- [Work to be completed]: Reply with one number: how many lines contain the word "Acceptance".

- [Structured figure records]:
((

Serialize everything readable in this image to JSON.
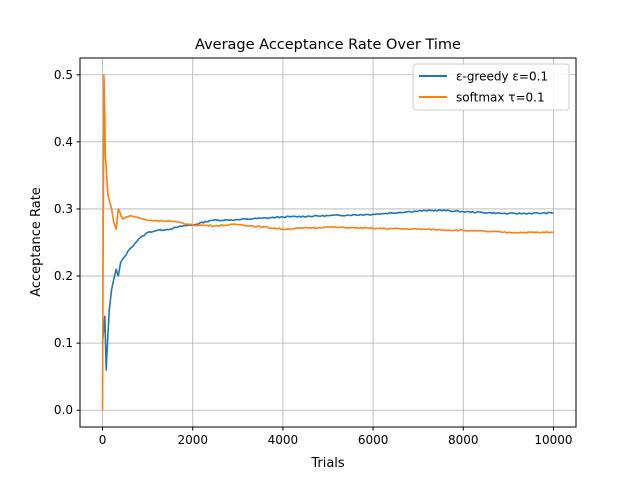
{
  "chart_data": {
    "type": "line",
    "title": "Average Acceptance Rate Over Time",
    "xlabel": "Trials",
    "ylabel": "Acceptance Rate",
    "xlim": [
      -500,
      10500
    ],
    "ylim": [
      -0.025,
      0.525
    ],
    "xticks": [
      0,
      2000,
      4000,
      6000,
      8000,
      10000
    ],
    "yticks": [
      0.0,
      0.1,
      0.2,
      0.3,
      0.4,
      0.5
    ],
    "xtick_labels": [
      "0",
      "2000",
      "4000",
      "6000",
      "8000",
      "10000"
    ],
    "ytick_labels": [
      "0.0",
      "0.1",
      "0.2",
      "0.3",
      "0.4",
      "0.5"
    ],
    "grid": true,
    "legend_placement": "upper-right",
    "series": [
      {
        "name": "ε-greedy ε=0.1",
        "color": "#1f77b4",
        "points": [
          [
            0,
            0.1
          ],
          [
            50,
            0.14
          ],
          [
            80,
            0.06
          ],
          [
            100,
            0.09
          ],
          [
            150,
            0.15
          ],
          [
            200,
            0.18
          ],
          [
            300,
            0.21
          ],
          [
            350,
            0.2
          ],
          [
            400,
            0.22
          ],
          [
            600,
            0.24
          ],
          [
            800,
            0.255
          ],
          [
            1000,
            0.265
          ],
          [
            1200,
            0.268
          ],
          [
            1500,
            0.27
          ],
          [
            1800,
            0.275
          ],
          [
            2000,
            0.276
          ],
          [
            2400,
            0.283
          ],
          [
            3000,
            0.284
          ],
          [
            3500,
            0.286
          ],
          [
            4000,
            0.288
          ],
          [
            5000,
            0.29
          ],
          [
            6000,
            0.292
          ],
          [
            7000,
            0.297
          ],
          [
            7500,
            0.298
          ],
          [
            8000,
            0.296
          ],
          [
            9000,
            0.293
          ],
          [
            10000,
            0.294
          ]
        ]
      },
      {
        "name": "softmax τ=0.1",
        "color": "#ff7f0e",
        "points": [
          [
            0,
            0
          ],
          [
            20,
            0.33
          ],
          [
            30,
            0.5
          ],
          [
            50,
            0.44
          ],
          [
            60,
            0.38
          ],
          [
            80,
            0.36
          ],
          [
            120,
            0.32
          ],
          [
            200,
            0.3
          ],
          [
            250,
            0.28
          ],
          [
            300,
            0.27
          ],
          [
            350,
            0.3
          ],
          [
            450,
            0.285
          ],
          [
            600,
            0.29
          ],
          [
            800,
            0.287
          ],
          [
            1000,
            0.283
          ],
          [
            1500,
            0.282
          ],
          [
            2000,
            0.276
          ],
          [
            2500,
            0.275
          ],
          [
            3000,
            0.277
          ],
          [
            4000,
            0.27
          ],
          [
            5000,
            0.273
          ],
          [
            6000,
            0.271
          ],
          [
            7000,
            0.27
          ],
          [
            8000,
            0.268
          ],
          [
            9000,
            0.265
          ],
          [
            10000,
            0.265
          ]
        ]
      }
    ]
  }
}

))

- [Task result]: 2